• [Task statement] Using the data beneath, show every line that includes the word "通讯地址".

--- begin Material provided ---

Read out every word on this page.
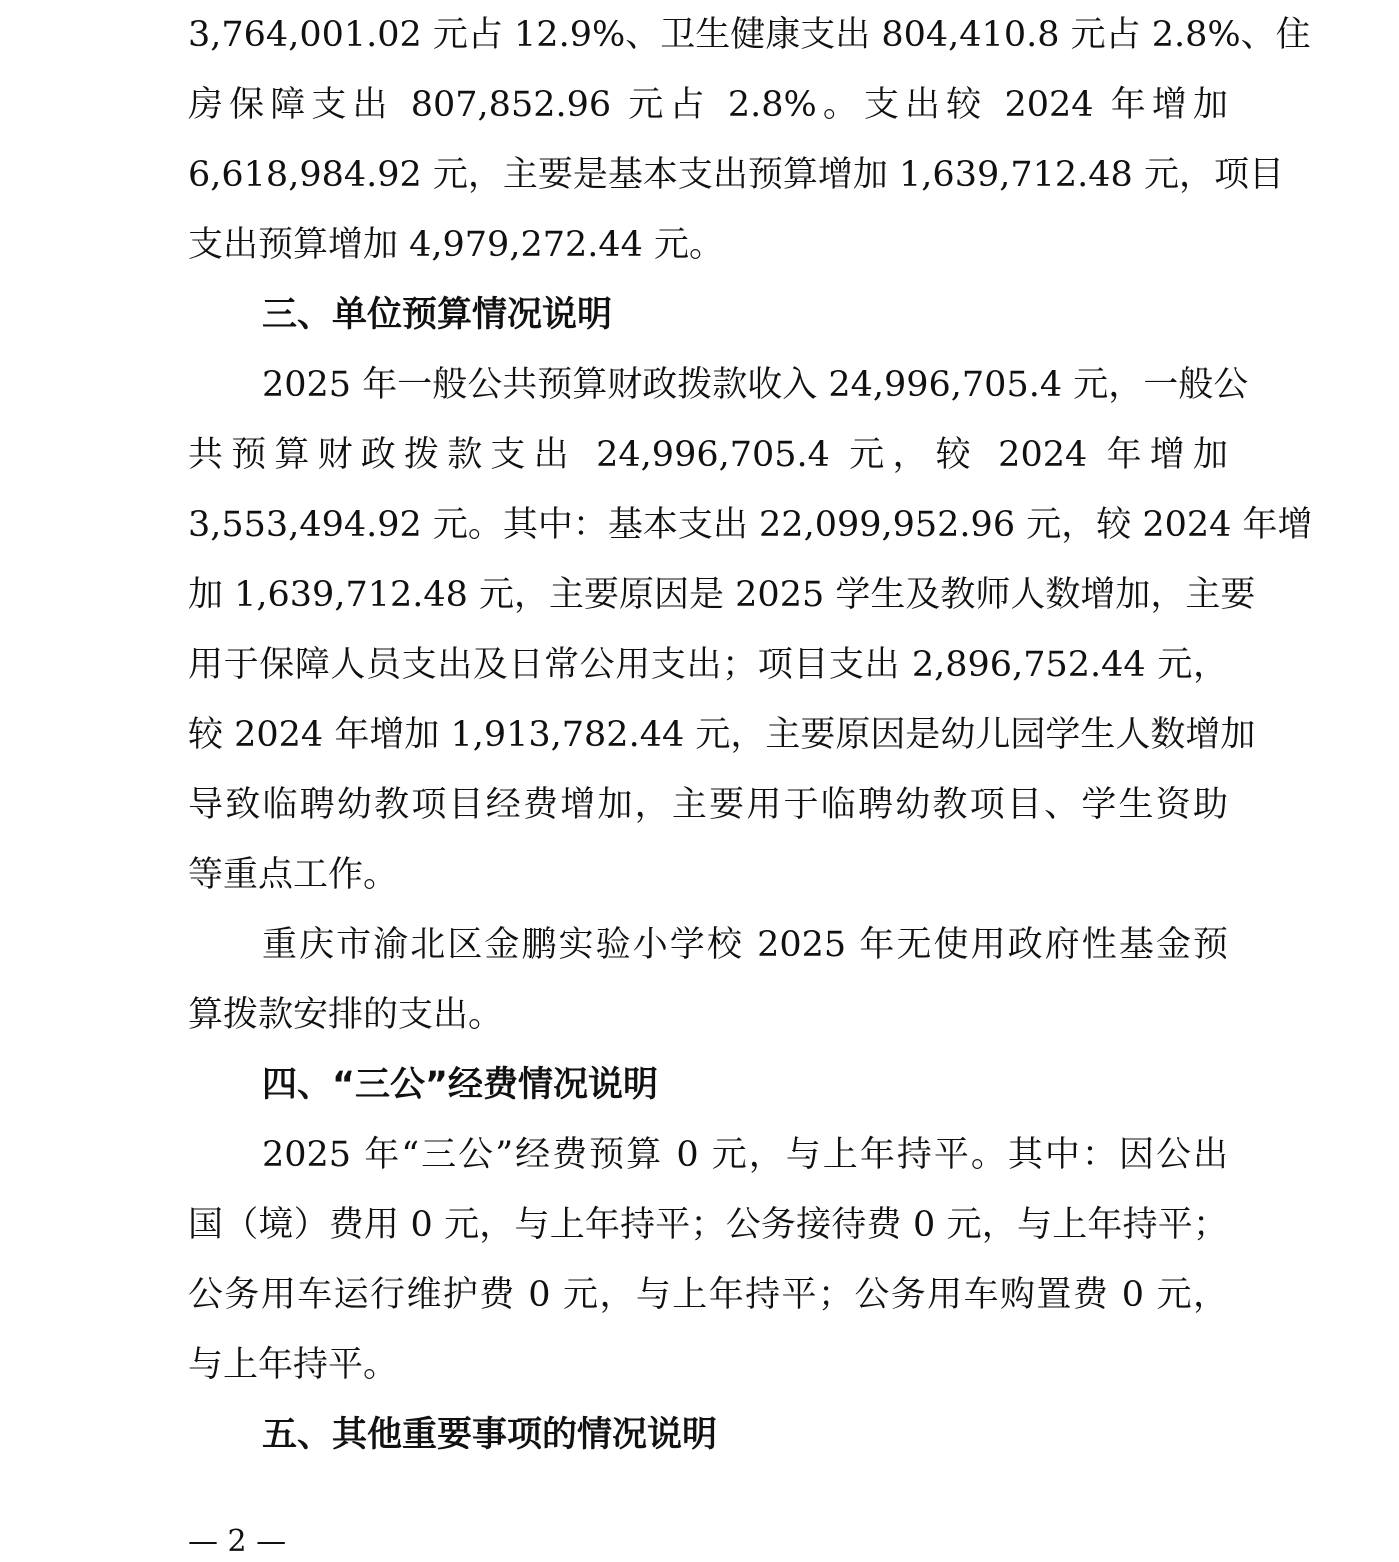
3,764,001.02 元占 12.9%、卫生健康支出 804,410.8 元占 2.8%、住
房保障支出 807,852.96 元占 2.8%。支出较 2024 年增加
6,618,984.92 元，主要是基本支出预算增加 1,639,712.48 元，项目
支出预算增加 4,979,272.44 元。
三、单位预算情况说明
2025 年一般公共预算财政拨款收入 24,996,705.4 元，一般公
共预算财政拨款支出 24,996,705.4 元，较 2024 年增加
3,553,494.92 元。其中：基本支出 22,099,952.96 元，较 2024 年增
加 1,639,712.48 元，主要原因是 2025 学生及教师人数增加，主要
用于保障人员支出及日常公用支出；项目支出 2,896,752.44 元，
较 2024 年增加 1,913,782.44 元，主要原因是幼儿园学生人数增加
导致临聘幼教项目经费增加，主要用于临聘幼教项目、学生资助
等重点工作。
重庆市渝北区金鹏实验小学校 2025 年无使用政府性基金预
算拨款安排的支出。
四、“三公”经费情况说明
2025 年“三公”经费预算 0 元，与上年持平。其中：因公出
国（境）费用 0 元，与上年持平；公务接待费 0 元，与上年持平；
公务用车运行维护费 0 元，与上年持平；公务用车购置费 0 元，
与上年持平。
五、其他重要事项的情况说明
— 2 —
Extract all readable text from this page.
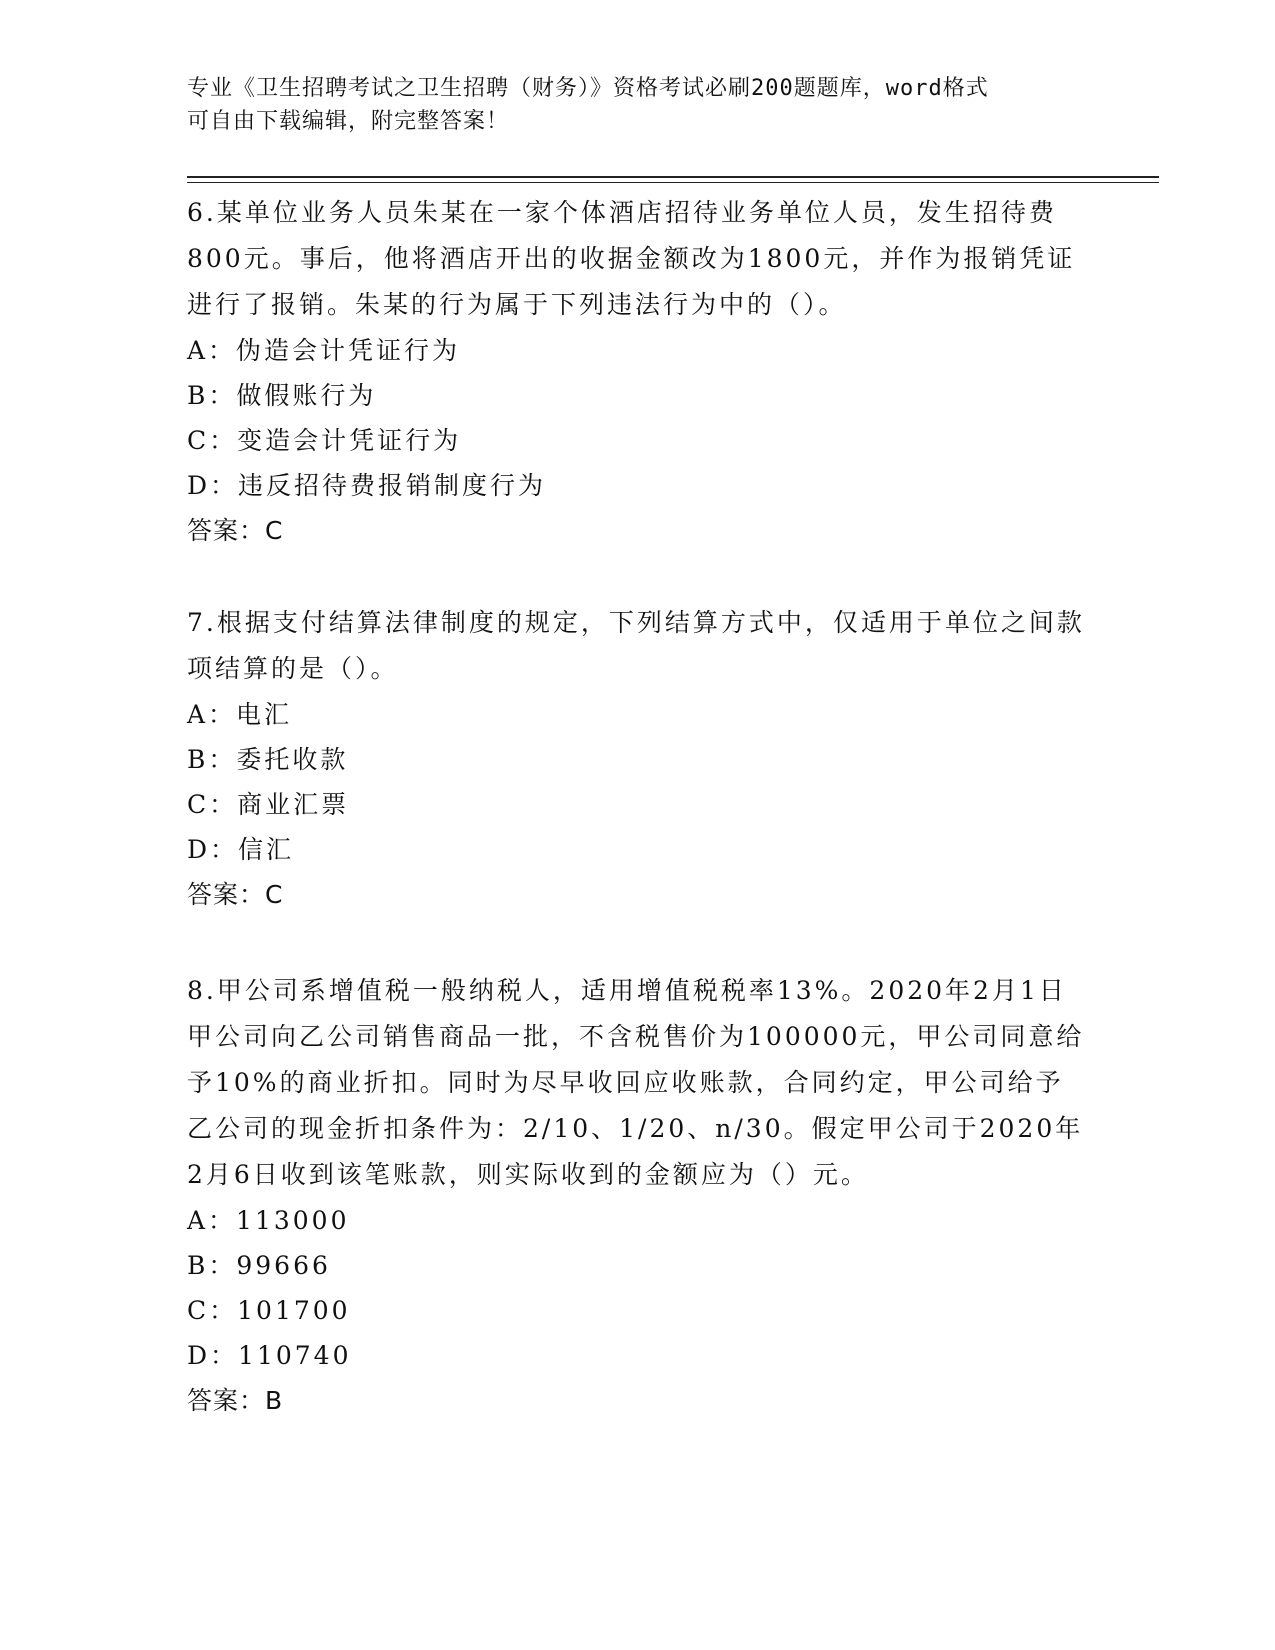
专业《卫生招聘考试之卫生招聘（财务）》资格考试必刷200题题库，word格式
可自由下载编辑，附完整答案！

6.某单位业务人员朱某在一家个体酒店招待业务单位人员，发生招待费800元。事后，他将酒店开出的收据金额改为1800元，并作为报销凭证进行了报销。朱某的行为属于下列违法行为中的（）。

A：伪造会计凭证行为

B：做假账行为

C：变造会计凭证行为

D：违反招待费报销制度行为

答案：C

7.根据支付结算法律制度的规定，下列结算方式中，仅适用于单位之间款项结算的是（）。

A：电汇

B：委托收款

C：商业汇票

D：信汇

答案：C

8.甲公司系增值税一般纳税人，适用增值税税率13%。2020年2月1日甲公司向乙公司销售商品一批，不含税售价为100000元，甲公司同意给予10%的商业折扣。同时为尽早收回应收账款，合同约定，甲公司给予乙公司的现金折扣条件为：2/10、1/20、n/30。假定甲公司于2020年2月6日收到该笔账款，则实际收到的金额应为（）元。

A：113000

B：99666

C：101700

D：110740

答案：B
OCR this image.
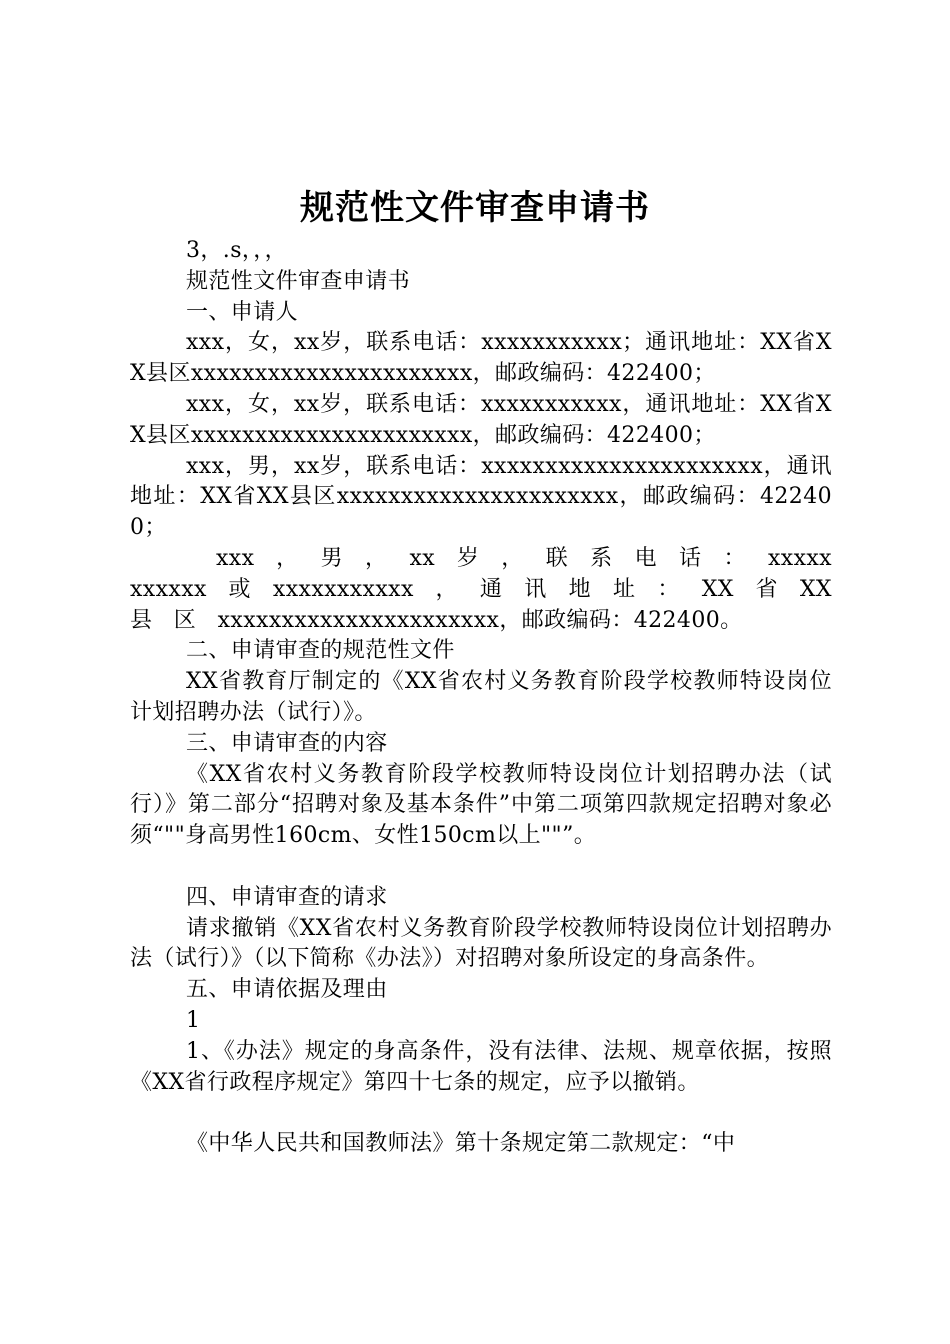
规范性文件审查申请书

3，.s，，，

规范性文件审查申请书

一、申请人

xxx，女，xx岁，联系电话：xxxxxxxxxxx；通讯地址：XX省XX县区xxxxxxxxxxxxxxxxxxxxxx，邮政编码：422400；

xxx，女，xx岁，联系电话：xxxxxxxxxxx，通讯地址：XX省XX县区xxxxxxxxxxxxxxxxxxxxxx，邮政编码：422400；

xxx，男，xx岁，联系电话：xxxxxxxxxxxxxxxxxxxxxx，通讯地址：XX省XX县区xxxxxxxxxxxxxxxxxxxxxx，邮政编码：422400；

xxx ， 男 ， xx 岁 ， 联 系 电 话 ： xxxxxxxxxxx 或 xxxxxxxxxxx ， 通 讯 地 址 ： XX 省 XX 县 区 xxxxxxxxxxxxxxxxxxxxxx，邮政编码：422400。

二、申请审查的规范性文件

XX省教育厅制定的《XX省农村义务教育阶段学校教师特设岗位计划招聘办法（试行）》。

三、申请审查的内容

《XX省农村义务教育阶段学校教师特设岗位计划招聘办法（试行）》第二部分“招聘对象及基本条件”中第二项第四款规定招聘对象必须“""身高男性160cm、女性150cm以上""”。

四、申请审查的请求

请求撤销《XX省农村义务教育阶段学校教师特设岗位计划招聘办法（试行）》（以下简称《办法》）对招聘对象所设定的身高条件。

五、申请依据及理由

1

1、《办法》规定的身高条件，没有法律、法规、规章依据，按照《XX省行政程序规定》第四十七条的规定，应予以撤销。

《中华人民共和国教师法》第十条规定第二款规定：“中
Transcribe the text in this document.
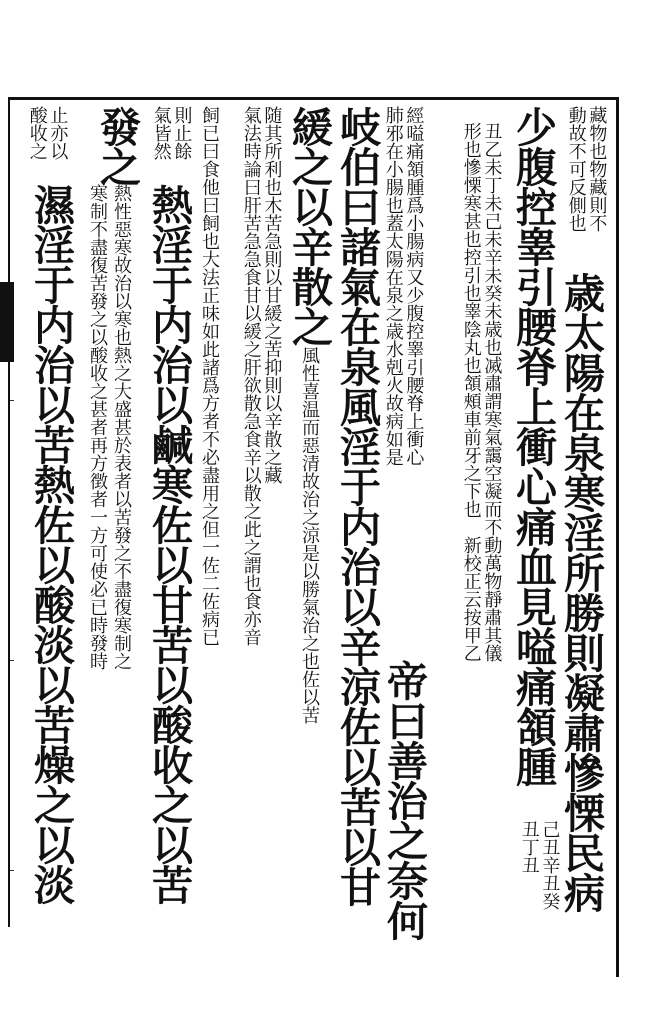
藏物也物藏則不
動故不可反側也
歳太陽在泉寒淫所勝則凝肅慘慄民病
少腹控睾引腰脊上衝心痛血見嗌痛頷腫
己丑辛丑癸
丑丁丑
丑乙未丁未己未辛未癸未歳也㓕肅謂寒氣靄空凝而不動萬物靜肅其儀
形也慘慄寒甚也控引也睾陰丸也頷頰車前牙之下也　新校正云按甲乙
經嗌痛頷腫爲小腸病又少腹控睾引腰脊上衝心
肺邪在小腸也蓋太陽在泉之歳水剋火故病如是
帝曰善治之奈何
岐伯曰諸氣在泉風淫于内治以辛涼佐以苦以甘
緩之以辛散之
風性喜温而惡清故治之涼是以勝氣治之也佐以苦
随其所利也木苦急則以甘緩之苦抑則以辛散之藏
氣法時論曰肝苦急急食甘以緩之肝欲散急食辛以散之此之謂也食亦音
飼已曰食他曰飼也大法正味如此諸爲方者不必盡用之但一佐二佐病已
則止餘
氣皆然
熱淫于内治以鹹寒佐以甘苦以酸收之以苦
發之
熱性惡寒故治以寒也熱之大盛甚於表者以苦發之不盡復寒制之
寒制不盡復苦發之以酸收之甚者再方徴者一方可使必已時發時
止亦以
酸收之
濕淫于内治以苦熱佐以酸淡以苦燥之以淡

--- end Material provided ---

• [Result below]
xxx，女，xx岁，联系电话：xxxxxxxxxxx；通讯地址：XX省XX县区xxxxxxxxxxxxxxxxxxxxxx，邮政编码：422400；
xxx，女，xx岁，联系电话：xxxxxxxxxxx，通讯地址：XX省XX县区xxxxxxxxxxxxxxxxxxxxxx，邮政编码：422400；
xxx，男，xx岁，联系电话：xxxxxxxxxxxxxxxxxxxxxx，通讯地址：XX省XX县区xxxxxxxxxxxxxxxxxxxxxx，邮政编码：422400；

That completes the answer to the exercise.